— START Records shown —

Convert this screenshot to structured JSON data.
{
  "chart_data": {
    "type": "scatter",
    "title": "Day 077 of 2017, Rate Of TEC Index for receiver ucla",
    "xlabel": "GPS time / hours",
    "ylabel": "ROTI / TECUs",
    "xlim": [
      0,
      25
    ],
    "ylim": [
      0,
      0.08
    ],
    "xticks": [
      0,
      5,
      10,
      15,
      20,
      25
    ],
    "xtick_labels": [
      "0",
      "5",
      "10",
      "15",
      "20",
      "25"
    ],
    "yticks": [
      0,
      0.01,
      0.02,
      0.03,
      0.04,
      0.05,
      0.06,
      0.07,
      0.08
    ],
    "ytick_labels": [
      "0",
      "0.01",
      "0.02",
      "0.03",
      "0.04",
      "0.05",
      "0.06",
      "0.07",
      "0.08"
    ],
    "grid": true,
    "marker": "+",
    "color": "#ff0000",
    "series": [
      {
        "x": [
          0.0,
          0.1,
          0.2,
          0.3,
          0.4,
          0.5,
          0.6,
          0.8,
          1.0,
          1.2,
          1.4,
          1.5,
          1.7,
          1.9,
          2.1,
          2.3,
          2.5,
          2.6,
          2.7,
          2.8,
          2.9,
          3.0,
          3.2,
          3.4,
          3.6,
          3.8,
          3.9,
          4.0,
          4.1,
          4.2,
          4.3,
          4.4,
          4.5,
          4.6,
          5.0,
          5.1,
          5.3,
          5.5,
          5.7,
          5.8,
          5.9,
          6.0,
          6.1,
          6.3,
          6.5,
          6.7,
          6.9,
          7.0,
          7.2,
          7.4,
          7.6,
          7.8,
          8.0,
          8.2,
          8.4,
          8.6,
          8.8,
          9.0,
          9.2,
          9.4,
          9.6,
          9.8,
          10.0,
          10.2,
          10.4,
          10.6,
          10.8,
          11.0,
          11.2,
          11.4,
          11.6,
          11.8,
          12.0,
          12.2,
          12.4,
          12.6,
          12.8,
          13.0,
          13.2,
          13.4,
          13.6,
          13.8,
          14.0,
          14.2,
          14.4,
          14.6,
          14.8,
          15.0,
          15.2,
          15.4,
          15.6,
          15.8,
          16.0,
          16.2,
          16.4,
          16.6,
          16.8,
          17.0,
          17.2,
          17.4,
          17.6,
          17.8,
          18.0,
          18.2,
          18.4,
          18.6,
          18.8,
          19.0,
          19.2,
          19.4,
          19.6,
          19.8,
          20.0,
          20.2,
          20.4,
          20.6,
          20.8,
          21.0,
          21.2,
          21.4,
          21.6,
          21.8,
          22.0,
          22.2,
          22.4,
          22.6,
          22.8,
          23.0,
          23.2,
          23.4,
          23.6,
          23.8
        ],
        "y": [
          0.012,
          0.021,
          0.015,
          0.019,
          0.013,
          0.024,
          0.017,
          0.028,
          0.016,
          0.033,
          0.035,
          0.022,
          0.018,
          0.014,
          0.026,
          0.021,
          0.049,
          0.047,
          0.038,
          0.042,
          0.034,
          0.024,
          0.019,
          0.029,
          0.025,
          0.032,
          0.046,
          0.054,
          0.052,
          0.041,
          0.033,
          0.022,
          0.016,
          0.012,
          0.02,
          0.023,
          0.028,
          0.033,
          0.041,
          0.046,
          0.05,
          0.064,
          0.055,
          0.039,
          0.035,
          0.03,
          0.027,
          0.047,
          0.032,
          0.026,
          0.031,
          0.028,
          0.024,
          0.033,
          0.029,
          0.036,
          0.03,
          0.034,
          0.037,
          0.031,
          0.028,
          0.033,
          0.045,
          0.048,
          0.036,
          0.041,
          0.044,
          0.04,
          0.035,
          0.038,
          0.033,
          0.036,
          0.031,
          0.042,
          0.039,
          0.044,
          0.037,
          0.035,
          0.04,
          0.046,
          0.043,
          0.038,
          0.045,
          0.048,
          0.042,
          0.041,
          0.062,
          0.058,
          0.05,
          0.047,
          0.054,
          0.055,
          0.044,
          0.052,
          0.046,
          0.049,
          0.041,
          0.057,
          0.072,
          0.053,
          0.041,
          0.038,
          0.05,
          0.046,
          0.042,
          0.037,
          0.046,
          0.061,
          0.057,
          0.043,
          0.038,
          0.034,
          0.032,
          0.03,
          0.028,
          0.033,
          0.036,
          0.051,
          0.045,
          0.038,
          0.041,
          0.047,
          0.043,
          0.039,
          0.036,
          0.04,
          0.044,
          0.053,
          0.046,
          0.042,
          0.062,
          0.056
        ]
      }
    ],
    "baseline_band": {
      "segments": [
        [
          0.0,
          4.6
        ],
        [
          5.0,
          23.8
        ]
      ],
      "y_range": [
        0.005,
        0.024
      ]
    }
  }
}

— END Records shown —

## Your instructions
All of the entries need to be reproduced exactly; please write them out.

## Response
Convert this screenshot to structured JSON data.
{
  "chart_data": {
    "type": "scatter",
    "title": "Day 077 of 2017, Rate Of TEC Index for receiver ucla",
    "xlabel": "GPS time / hours",
    "ylabel": "ROTI / TECUs",
    "xlim": [
      0,
      25
    ],
    "ylim": [
      0,
      0.08
    ],
    "xticks": [
      0,
      5,
      10,
      15,
      20,
      25
    ],
    "xtick_labels": [
      "0",
      "5",
      "10",
      "15",
      "20",
      "25"
    ],
    "yticks": [
      0,
      0.01,
      0.02,
      0.03,
      0.04,
      0.05,
      0.06,
      0.07,
      0.08
    ],
    "ytick_labels": [
      "0",
      "0.01",
      "0.02",
      "0.03",
      "0.04",
      "0.05",
      "0.06",
      "0.07",
      "0.08"
    ],
    "grid": true,
    "marker": "+",
    "color": "#ff0000",
    "series": [
      {
        "x": [
          0.0,
          0.1,
          0.2,
          0.3,
          0.4,
          0.5,
          0.6,
          0.8,
          1.0,
          1.2,
          1.4,
          1.5,
          1.7,
          1.9,
          2.1,
          2.3,
          2.5,
          2.6,
          2.7,
          2.8,
          2.9,
          3.0,
          3.2,
          3.4,
          3.6,
          3.8,
          3.9,
          4.0,
          4.1,
          4.2,
          4.3,
          4.4,
          4.5,
          4.6,
          5.0,
          5.1,
          5.3,
          5.5,
          5.7,
          5.8,
          5.9,
          6.0,
          6.1,
          6.3,
          6.5,
          6.7,
          6.9,
          7.0,
          7.2,
          7.4,
          7.6,
          7.8,
          8.0,
          8.2,
          8.4,
          8.6,
          8.8,
          9.0,
          9.2,
          9.4,
          9.6,
          9.8,
          10.0,
          10.2,
          10.4,
          10.6,
          10.8,
          11.0,
          11.2,
          11.4,
          11.6,
          11.8,
          12.0,
          12.2,
          12.4,
          12.6,
          12.8,
          13.0,
          13.2,
          13.4,
          13.6,
          13.8,
          14.0,
          14.2,
          14.4,
          14.6,
          14.8,
          15.0,
          15.2,
          15.4,
          15.6,
          15.8,
          16.0,
          16.2,
          16.4,
          16.6,
          16.8,
          17.0,
          17.2,
          17.4,
          17.6,
          17.8,
          18.0,
          18.2,
          18.4,
          18.6,
          18.8,
          19.0,
          19.2,
          19.4,
          19.6,
          19.8,
          20.0,
          20.2,
          20.4,
          20.6,
          20.8,
          21.0,
          21.2,
          21.4,
          21.6,
          21.8,
          22.0,
          22.2,
          22.4,
          22.6,
          22.8,
          23.0,
          23.2,
          23.4,
          23.6,
          23.8
        ],
        "y": [
          0.012,
          0.021,
          0.015,
          0.019,
          0.013,
          0.024,
          0.017,
          0.028,
          0.016,
          0.033,
          0.035,
          0.022,
          0.018,
          0.014,
          0.026,
          0.021,
          0.049,
          0.047,
          0.038,
          0.042,
          0.034,
          0.024,
          0.019,
          0.029,
          0.025,
          0.032,
          0.046,
          0.054,
          0.052,
          0.041,
          0.033,
          0.022,
          0.016,
          0.012,
          0.02,
          0.023,
          0.028,
          0.033,
          0.041,
          0.046,
          0.05,
          0.064,
          0.055,
          0.039,
          0.035,
          0.03,
          0.027,
          0.047,
          0.032,
          0.026,
          0.031,
          0.028,
          0.024,
          0.033,
          0.029,
          0.036,
          0.03,
          0.034,
          0.037,
          0.031,
          0.028,
          0.033,
          0.045,
          0.048,
          0.036,
          0.041,
          0.044,
          0.04,
          0.035,
          0.038,
          0.033,
          0.036,
          0.031,
          0.042,
          0.039,
          0.044,
          0.037,
          0.035,
          0.04,
          0.046,
          0.043,
          0.038,
          0.045,
          0.048,
          0.042,
          0.041,
          0.062,
          0.058,
          0.05,
          0.047,
          0.054,
          0.055,
          0.044,
          0.052,
          0.046,
          0.049,
          0.041,
          0.057,
          0.072,
          0.053,
          0.041,
          0.038,
          0.05,
          0.046,
          0.042,
          0.037,
          0.046,
          0.061,
          0.057,
          0.043,
          0.038,
          0.034,
          0.032,
          0.03,
          0.028,
          0.033,
          0.036,
          0.051,
          0.045,
          0.038,
          0.041,
          0.047,
          0.043,
          0.039,
          0.036,
          0.04,
          0.044,
          0.053,
          0.046,
          0.042,
          0.062,
          0.056
        ]
      }
    ],
    "baseline_band": {
      "segments": [
        [
          0.0,
          4.6
        ],
        [
          5.0,
          23.8
        ]
      ],
      "y_range": [
        0.005,
        0.024
      ]
    }
  }
}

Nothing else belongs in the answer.